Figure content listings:

= = =

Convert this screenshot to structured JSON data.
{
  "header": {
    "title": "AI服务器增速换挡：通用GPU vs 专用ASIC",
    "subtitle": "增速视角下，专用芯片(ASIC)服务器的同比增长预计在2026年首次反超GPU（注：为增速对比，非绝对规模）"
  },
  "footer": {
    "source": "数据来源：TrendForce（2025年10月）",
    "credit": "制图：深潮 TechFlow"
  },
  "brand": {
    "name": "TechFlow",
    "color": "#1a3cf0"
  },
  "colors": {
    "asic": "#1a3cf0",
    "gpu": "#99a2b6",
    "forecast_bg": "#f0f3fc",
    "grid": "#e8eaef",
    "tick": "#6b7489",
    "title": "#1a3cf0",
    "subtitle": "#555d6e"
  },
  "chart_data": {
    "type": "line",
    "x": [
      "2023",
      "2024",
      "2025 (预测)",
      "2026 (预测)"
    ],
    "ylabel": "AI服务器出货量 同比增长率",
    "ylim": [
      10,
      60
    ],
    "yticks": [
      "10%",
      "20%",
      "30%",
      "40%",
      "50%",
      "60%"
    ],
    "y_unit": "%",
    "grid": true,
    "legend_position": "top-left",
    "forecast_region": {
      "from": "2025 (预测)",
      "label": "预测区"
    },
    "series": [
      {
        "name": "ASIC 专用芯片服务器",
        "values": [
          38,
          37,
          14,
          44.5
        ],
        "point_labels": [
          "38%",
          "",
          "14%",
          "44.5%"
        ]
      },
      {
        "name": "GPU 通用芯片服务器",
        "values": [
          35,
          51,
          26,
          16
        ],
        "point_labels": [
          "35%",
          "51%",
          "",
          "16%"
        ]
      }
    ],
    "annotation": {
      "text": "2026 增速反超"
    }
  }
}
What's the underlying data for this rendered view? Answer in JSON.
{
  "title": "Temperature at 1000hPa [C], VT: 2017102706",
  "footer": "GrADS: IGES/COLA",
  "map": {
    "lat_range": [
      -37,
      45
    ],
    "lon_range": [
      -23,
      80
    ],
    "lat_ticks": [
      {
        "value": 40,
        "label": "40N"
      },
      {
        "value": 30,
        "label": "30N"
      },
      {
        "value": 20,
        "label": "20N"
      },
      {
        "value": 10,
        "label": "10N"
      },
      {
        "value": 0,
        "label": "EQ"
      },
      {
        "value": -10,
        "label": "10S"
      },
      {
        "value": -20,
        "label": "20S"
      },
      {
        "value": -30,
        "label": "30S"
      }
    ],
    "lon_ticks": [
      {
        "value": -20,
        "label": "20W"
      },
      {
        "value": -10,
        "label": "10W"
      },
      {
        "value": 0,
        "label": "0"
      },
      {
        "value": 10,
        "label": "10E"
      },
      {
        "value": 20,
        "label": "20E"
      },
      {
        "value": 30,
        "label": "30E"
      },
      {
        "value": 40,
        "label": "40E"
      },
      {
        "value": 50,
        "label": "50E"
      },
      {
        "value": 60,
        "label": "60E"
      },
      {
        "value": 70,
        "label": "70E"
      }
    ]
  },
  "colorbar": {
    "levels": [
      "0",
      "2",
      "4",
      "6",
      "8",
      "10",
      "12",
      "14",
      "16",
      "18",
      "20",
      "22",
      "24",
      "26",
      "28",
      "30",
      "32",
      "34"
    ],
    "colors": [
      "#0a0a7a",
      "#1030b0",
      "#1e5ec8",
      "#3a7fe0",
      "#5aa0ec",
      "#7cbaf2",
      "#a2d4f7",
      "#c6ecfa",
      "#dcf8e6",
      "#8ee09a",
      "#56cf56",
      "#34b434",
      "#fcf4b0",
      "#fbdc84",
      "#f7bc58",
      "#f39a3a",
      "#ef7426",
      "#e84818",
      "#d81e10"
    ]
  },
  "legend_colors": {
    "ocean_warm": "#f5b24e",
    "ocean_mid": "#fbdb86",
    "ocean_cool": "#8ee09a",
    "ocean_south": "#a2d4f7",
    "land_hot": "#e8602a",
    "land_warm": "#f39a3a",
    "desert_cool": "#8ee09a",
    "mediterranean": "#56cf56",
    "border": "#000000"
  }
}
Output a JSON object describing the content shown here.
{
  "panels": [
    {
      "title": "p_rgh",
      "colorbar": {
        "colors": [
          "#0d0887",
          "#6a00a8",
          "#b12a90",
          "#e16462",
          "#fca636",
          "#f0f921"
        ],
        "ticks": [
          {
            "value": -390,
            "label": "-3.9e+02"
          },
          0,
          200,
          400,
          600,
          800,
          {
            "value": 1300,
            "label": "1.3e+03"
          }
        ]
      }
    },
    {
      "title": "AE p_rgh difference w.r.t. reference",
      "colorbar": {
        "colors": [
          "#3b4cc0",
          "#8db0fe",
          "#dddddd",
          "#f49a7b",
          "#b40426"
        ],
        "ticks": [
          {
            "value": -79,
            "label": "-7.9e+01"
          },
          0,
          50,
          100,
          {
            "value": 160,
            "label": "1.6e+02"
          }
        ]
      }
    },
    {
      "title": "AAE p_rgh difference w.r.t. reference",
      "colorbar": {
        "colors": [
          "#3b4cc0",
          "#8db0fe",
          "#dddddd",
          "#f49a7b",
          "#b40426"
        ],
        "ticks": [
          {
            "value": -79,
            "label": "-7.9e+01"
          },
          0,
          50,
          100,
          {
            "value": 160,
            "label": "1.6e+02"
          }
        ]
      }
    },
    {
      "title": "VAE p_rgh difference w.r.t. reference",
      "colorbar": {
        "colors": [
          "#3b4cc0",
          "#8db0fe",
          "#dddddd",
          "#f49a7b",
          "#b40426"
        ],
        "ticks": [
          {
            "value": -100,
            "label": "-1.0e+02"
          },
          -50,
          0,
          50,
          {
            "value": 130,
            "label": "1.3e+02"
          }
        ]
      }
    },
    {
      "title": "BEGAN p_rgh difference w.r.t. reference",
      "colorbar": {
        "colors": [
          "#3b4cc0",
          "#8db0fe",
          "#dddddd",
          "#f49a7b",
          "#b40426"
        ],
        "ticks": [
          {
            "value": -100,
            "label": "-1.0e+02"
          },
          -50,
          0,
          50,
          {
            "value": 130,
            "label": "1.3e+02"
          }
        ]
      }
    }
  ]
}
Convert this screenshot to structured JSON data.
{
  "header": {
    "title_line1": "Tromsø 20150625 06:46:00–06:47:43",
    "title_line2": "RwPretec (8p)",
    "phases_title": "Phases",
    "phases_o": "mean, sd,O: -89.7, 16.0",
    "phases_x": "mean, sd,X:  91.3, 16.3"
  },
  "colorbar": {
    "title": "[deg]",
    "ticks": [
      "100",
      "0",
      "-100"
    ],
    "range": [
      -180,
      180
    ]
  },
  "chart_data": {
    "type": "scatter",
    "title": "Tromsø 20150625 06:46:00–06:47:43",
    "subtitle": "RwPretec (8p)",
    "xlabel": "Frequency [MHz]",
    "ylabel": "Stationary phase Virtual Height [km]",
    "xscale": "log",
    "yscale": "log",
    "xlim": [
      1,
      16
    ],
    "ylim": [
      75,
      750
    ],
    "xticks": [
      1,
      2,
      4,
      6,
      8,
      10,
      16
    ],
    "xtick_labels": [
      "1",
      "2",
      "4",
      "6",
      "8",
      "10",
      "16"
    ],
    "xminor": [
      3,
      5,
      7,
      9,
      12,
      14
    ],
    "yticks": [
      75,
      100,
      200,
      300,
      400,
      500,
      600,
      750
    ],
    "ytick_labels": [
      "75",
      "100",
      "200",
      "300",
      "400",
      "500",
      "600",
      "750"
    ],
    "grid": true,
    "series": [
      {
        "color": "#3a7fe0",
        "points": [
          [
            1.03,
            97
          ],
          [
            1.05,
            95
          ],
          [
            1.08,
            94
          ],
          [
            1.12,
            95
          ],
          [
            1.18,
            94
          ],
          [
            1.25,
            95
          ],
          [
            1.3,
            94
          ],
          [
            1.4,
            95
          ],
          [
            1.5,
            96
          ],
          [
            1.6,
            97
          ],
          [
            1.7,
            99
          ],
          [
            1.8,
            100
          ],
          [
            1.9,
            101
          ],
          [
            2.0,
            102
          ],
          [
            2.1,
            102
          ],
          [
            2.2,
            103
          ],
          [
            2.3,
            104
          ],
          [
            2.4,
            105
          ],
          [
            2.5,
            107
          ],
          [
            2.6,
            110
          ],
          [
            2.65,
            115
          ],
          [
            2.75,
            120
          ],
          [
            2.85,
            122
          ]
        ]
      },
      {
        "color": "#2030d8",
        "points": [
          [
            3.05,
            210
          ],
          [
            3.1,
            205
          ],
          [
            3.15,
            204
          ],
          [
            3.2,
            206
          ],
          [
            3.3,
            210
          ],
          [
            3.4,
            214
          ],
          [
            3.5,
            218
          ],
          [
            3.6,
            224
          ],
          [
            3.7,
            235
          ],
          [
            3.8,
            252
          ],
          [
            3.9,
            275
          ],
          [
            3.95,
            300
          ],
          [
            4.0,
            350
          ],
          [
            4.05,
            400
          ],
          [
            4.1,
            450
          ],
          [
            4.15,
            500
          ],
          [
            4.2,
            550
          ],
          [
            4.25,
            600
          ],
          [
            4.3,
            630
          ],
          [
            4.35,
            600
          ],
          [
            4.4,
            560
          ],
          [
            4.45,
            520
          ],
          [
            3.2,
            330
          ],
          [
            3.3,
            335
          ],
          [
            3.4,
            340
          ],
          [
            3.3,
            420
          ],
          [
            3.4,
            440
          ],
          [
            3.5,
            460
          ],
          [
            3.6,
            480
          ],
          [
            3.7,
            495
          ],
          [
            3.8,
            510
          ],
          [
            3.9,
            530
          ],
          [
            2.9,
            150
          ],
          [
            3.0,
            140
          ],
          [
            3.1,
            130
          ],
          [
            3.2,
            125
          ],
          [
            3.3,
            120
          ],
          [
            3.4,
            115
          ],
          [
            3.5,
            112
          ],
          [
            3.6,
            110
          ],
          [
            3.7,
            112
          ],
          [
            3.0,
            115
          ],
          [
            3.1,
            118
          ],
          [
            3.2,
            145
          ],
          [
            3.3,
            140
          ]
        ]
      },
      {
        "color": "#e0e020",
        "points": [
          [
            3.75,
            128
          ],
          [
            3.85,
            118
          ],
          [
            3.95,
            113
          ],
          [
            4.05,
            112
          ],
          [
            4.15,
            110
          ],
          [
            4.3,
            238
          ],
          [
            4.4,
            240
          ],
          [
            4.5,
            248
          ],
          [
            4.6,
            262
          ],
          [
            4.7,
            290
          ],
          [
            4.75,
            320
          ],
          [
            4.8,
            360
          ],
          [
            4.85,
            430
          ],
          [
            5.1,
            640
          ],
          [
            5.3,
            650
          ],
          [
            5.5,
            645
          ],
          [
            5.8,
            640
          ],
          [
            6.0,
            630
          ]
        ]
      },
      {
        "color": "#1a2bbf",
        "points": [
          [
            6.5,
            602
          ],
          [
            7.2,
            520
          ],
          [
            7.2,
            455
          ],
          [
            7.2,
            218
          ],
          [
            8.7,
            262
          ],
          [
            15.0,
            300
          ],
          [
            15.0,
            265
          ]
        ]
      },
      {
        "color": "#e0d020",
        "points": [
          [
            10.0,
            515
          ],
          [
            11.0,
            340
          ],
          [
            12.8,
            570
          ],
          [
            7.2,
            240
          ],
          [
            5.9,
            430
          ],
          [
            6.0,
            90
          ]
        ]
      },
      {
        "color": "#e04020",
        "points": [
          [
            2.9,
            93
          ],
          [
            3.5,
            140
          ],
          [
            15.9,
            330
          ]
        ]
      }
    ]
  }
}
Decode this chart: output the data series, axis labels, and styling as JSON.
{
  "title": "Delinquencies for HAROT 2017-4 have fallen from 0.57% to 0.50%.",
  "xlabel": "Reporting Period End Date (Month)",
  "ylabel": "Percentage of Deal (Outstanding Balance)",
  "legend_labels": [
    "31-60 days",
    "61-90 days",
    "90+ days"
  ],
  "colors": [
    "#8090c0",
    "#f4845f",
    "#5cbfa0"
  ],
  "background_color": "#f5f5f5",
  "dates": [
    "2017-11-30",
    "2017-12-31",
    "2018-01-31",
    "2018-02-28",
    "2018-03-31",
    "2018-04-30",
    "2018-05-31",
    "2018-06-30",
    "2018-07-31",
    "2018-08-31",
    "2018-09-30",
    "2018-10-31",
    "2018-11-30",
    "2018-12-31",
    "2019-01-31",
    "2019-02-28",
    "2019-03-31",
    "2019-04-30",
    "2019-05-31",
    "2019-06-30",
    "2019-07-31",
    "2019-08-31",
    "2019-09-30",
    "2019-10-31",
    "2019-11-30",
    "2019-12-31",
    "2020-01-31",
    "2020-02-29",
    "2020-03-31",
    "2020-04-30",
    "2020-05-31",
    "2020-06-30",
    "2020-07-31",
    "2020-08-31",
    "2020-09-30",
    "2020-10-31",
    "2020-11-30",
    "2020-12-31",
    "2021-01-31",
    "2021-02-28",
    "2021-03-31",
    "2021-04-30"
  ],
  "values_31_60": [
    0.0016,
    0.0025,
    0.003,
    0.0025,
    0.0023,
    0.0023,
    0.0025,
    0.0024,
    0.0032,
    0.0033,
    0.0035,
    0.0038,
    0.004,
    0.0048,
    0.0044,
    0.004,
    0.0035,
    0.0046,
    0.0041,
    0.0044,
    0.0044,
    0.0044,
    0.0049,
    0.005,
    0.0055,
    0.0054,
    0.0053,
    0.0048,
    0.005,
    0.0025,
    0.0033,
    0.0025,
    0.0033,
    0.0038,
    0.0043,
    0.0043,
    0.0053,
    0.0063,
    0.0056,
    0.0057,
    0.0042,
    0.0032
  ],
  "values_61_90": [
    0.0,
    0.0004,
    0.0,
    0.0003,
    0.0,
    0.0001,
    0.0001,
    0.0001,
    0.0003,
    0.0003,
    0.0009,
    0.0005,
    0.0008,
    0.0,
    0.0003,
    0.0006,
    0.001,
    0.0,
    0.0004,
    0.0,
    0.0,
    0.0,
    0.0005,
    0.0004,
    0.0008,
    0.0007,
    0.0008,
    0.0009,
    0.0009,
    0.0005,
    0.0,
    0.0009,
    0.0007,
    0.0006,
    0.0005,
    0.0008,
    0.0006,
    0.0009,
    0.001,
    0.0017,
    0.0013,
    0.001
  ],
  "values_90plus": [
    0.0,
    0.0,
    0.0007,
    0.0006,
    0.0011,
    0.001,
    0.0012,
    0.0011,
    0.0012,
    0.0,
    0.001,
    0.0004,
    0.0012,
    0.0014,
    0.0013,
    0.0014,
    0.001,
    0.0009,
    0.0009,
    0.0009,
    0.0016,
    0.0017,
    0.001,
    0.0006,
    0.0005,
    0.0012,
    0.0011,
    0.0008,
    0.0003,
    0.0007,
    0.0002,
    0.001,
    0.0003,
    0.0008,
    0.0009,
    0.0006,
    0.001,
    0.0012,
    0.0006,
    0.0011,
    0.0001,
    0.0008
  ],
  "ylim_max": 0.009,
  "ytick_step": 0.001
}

= = =

[Goal of the exercise] Find the lines with the string "reference" and reproduce them.

[The reply]
      "title": "AE p_rgh difference w.r.t. reference",
      "title": "AAE p_rgh difference w.r.t. reference",
      "title": "VAE p_rgh difference w.r.t. reference",
      "title": "BEGAN p_rgh difference w.r.t. reference",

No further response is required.